Source data:
=== Section Start ===
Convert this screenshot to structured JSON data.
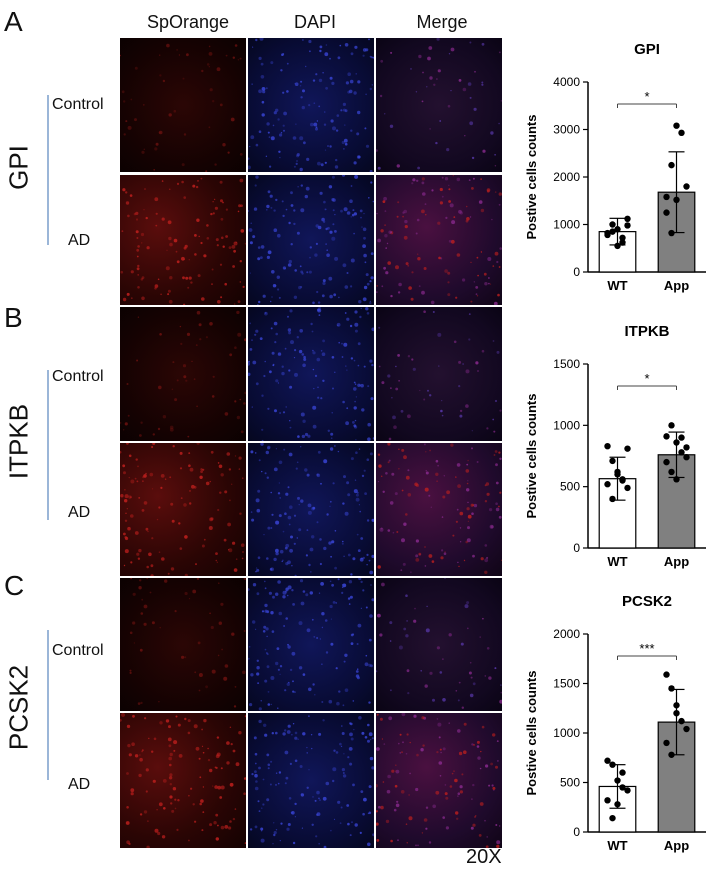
{
  "column_headers": [
    "SpOrange",
    "DAPI",
    "Merge"
  ],
  "magnification": "20X",
  "panels": [
    {
      "letter": "A",
      "gene": "GPI",
      "rows": [
        "Control",
        "AD"
      ]
    },
    {
      "letter": "B",
      "gene": "ITPKB",
      "rows": [
        "Control",
        "AD"
      ]
    },
    {
      "letter": "C",
      "gene": "PCSK2",
      "rows": [
        "Control",
        "AD"
      ]
    }
  ],
  "colors": {
    "wt_fill": "#ffffff",
    "app_fill": "#808080",
    "stroke": "#000000",
    "sporange": "#c2201e",
    "dapi": "#2a2fbf"
  },
  "chart_data": [
    {
      "type": "bar",
      "title": "GPI",
      "ylabel": "Postive cells counts",
      "categories": [
        "WT",
        "App"
      ],
      "values": [
        850,
        1680
      ],
      "errors": [
        280,
        850
      ],
      "ylim": [
        0,
        4000
      ],
      "yticks": [
        0,
        1000,
        2000,
        3000,
        4000
      ],
      "points": [
        [
          780,
          1000,
          900,
          620,
          1120,
          820,
          850,
          550,
          720,
          980
        ],
        [
          1580,
          2250,
          3080,
          2930,
          1800,
          1250,
          820,
          1520
        ]
      ],
      "significance": "*"
    },
    {
      "type": "bar",
      "title": "ITPKB",
      "ylabel": "Postive cells counts",
      "categories": [
        "WT",
        "App"
      ],
      "values": [
        565,
        760
      ],
      "errors": [
        175,
        185
      ],
      "ylim": [
        0,
        1500
      ],
      "yticks": [
        0,
        500,
        1000,
        1500
      ],
      "points": [
        [
          830,
          710,
          600,
          560,
          490,
          520,
          400,
          620,
          550,
          810
        ],
        [
          910,
          1000,
          860,
          780,
          740,
          700,
          620,
          560,
          900,
          820
        ]
      ],
      "significance": "*"
    },
    {
      "type": "bar",
      "title": "PCSK2",
      "ylabel": "Postive cells counts",
      "categories": [
        "WT",
        "App"
      ],
      "values": [
        460,
        1110
      ],
      "errors": [
        220,
        330
      ],
      "ylim": [
        0,
        2000
      ],
      "yticks": [
        0,
        500,
        1000,
        1500,
        2000
      ],
      "points": [
        [
          720,
          680,
          520,
          450,
          420,
          320,
          140,
          280,
          600
        ],
        [
          1590,
          1450,
          1280,
          1120,
          1040,
          900,
          780,
          1200
        ]
      ],
      "significance": "***"
    }
  ]
}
=== Section End ===
Action item:
Would you write out the data exactly, with no pictures in the copy?

Solution below:
Convert this screenshot to structured JSON data.
{
  "column_headers": [
    "SpOrange",
    "DAPI",
    "Merge"
  ],
  "magnification": "20X",
  "panels": [
    {
      "letter": "A",
      "gene": "GPI",
      "rows": [
        "Control",
        "AD"
      ]
    },
    {
      "letter": "B",
      "gene": "ITPKB",
      "rows": [
        "Control",
        "AD"
      ]
    },
    {
      "letter": "C",
      "gene": "PCSK2",
      "rows": [
        "Control",
        "AD"
      ]
    }
  ],
  "colors": {
    "wt_fill": "#ffffff",
    "app_fill": "#808080",
    "stroke": "#000000",
    "sporange": "#c2201e",
    "dapi": "#2a2fbf"
  },
  "chart_data": [
    {
      "type": "bar",
      "title": "GPI",
      "ylabel": "Postive cells counts",
      "categories": [
        "WT",
        "App"
      ],
      "values": [
        850,
        1680
      ],
      "errors": [
        280,
        850
      ],
      "ylim": [
        0,
        4000
      ],
      "yticks": [
        0,
        1000,
        2000,
        3000,
        4000
      ],
      "points": [
        [
          780,
          1000,
          900,
          620,
          1120,
          820,
          850,
          550,
          720,
          980
        ],
        [
          1580,
          2250,
          3080,
          2930,
          1800,
          1250,
          820,
          1520
        ]
      ],
      "significance": "*"
    },
    {
      "type": "bar",
      "title": "ITPKB",
      "ylabel": "Postive cells counts",
      "categories": [
        "WT",
        "App"
      ],
      "values": [
        565,
        760
      ],
      "errors": [
        175,
        185
      ],
      "ylim": [
        0,
        1500
      ],
      "yticks": [
        0,
        500,
        1000,
        1500
      ],
      "points": [
        [
          830,
          710,
          600,
          560,
          490,
          520,
          400,
          620,
          550,
          810
        ],
        [
          910,
          1000,
          860,
          780,
          740,
          700,
          620,
          560,
          900,
          820
        ]
      ],
      "significance": "*"
    },
    {
      "type": "bar",
      "title": "PCSK2",
      "ylabel": "Postive cells counts",
      "categories": [
        "WT",
        "App"
      ],
      "values": [
        460,
        1110
      ],
      "errors": [
        220,
        330
      ],
      "ylim": [
        0,
        2000
      ],
      "yticks": [
        0,
        500,
        1000,
        1500,
        2000
      ],
      "points": [
        [
          720,
          680,
          520,
          450,
          420,
          320,
          140,
          280,
          600
        ],
        [
          1590,
          1450,
          1280,
          1120,
          1040,
          900,
          780,
          1200
        ]
      ],
      "significance": "***"
    }
  ]
}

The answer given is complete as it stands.